| EXERCISE OBJECTIVE |
In the entries below, which lines run from the one with "Parse this screenshot: output" through the one with "Transcribe this image's"? Repeat exactly those, both included, and no pictures.

| SOURCE DATA |

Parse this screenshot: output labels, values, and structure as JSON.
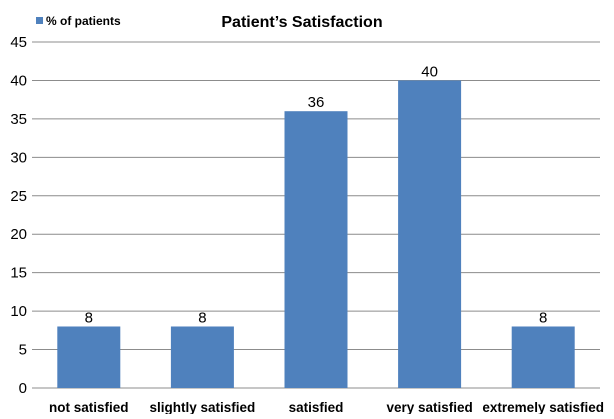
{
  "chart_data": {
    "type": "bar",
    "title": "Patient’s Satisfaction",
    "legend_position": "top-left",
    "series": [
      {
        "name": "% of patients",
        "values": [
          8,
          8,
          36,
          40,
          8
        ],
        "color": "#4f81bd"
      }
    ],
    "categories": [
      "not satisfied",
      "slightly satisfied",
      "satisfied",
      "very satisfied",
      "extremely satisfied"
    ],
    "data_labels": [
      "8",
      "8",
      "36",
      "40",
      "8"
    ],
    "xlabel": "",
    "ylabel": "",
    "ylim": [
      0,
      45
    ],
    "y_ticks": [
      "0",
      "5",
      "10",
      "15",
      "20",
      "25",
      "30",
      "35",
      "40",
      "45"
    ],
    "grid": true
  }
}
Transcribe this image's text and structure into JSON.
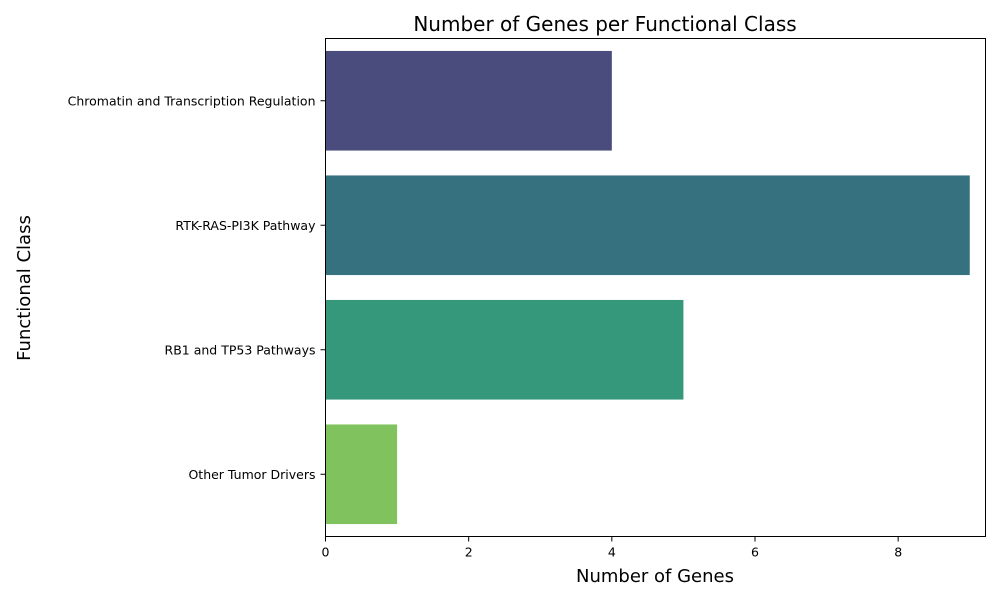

---

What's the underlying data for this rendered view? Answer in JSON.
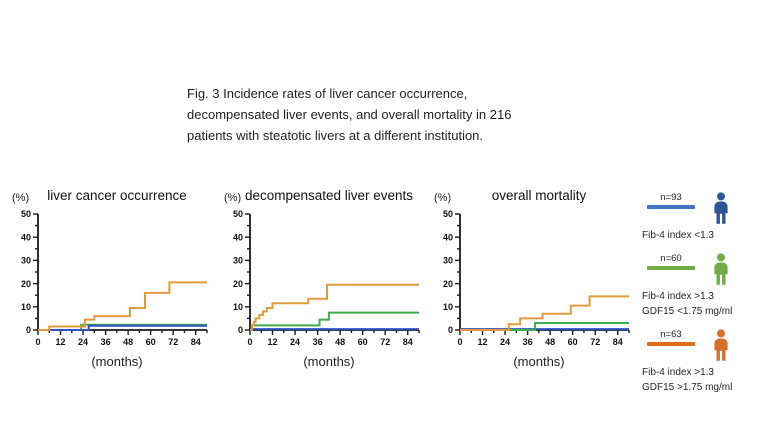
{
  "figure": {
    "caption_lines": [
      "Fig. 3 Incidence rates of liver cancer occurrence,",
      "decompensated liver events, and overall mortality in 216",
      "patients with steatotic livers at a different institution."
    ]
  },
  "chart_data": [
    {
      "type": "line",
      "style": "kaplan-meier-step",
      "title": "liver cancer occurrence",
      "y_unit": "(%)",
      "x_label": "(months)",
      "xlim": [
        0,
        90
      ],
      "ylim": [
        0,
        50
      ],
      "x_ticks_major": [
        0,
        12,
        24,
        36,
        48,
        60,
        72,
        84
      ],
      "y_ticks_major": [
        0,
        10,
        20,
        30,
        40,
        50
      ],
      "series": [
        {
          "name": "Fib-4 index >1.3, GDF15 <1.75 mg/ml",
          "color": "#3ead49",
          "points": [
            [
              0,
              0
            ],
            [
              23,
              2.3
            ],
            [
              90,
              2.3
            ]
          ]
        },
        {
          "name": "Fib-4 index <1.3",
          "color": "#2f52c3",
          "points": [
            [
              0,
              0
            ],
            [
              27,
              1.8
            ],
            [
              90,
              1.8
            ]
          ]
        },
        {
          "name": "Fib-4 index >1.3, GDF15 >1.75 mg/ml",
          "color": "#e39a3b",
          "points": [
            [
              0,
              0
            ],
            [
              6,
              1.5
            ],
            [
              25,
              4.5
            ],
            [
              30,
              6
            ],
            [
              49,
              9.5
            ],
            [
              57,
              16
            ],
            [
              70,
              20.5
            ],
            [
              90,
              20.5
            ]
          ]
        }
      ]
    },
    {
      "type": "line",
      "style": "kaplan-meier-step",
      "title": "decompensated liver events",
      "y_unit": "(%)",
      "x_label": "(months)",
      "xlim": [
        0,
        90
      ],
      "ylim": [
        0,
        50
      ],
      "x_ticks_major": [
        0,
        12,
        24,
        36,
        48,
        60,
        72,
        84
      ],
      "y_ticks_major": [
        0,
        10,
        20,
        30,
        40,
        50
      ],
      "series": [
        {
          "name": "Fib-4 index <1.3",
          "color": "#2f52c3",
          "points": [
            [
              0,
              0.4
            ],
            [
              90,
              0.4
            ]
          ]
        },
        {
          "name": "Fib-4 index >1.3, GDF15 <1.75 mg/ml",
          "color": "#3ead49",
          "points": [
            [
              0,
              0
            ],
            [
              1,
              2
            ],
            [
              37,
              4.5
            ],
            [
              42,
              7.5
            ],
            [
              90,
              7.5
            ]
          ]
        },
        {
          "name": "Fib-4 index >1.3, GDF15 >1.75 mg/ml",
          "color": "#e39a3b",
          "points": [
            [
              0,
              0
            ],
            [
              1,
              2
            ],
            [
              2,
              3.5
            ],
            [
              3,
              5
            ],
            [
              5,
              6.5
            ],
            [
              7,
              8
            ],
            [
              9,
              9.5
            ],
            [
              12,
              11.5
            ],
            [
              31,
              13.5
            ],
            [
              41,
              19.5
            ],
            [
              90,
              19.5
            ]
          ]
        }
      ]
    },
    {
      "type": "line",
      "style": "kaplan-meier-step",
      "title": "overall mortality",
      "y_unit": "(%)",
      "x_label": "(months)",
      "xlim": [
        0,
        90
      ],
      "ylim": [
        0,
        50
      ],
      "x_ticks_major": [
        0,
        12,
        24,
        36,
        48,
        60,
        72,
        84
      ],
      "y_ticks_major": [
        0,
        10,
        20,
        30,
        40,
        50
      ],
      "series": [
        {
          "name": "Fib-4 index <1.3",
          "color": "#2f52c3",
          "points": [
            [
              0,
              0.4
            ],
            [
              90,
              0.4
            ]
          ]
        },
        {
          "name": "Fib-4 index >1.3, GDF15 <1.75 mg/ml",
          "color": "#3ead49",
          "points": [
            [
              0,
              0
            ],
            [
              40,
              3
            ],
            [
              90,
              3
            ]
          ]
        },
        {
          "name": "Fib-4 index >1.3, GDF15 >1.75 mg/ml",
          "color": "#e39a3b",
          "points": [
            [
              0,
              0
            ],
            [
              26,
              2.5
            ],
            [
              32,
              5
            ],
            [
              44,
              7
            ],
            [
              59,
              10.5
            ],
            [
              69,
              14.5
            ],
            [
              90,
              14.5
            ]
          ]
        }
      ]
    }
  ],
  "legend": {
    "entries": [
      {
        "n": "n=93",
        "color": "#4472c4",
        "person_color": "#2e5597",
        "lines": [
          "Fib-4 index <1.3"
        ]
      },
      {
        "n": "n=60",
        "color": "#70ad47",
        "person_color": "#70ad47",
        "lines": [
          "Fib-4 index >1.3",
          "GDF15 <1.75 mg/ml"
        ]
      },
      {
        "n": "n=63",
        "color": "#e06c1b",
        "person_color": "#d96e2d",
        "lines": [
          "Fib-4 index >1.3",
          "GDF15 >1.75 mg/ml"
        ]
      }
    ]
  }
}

--

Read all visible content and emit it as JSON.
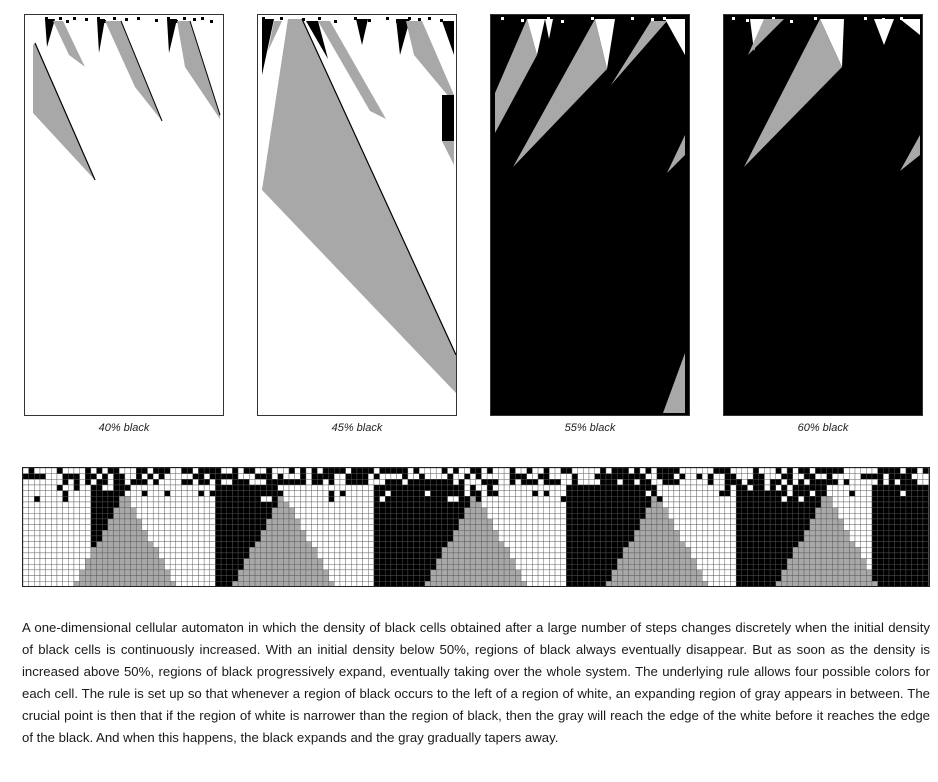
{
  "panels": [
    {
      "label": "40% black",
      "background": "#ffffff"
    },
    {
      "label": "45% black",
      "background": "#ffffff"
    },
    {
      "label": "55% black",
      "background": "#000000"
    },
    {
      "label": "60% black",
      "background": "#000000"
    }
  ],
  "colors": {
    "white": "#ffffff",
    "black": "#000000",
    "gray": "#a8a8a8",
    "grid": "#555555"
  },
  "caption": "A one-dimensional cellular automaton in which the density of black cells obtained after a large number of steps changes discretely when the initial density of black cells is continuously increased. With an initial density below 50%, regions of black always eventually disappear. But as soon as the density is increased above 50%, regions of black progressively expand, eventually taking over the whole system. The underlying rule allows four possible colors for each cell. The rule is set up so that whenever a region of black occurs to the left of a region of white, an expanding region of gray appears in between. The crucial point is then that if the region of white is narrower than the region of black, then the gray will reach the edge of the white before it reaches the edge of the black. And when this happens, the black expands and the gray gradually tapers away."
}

| EXERCISE SOLUTION |
Parse this screenshot: output labels, values, and structure as JSON.
{
  "chart_data": {
    "type": "bar",
    "title": "Patient’s Satisfaction",
    "legend_position": "top-left",
    "series": [
      {
        "name": "% of patients",
        "values": [
          8,
          8,
          36,
          40,
          8
        ],
        "color": "#4f81bd"
      }
    ],
    "categories": [
      "not satisfied",
      "slightly satisfied",
      "satisfied",
      "very satisfied",
      "extremely satisfied"
    ],
    "data_labels": [
      "8",
      "8",
      "36",
      "40",
      "8"
    ],
    "xlabel": "",
    "ylabel": "",
    "ylim": [
      0,
      45
    ],
    "y_ticks": [
      "0",
      "5",
      "10",
      "15",
      "20",
      "25",
      "30",
      "35",
      "40",
      "45"
    ],
    "grid": true
  }
}
Transcribe this image's text and structure into JSON.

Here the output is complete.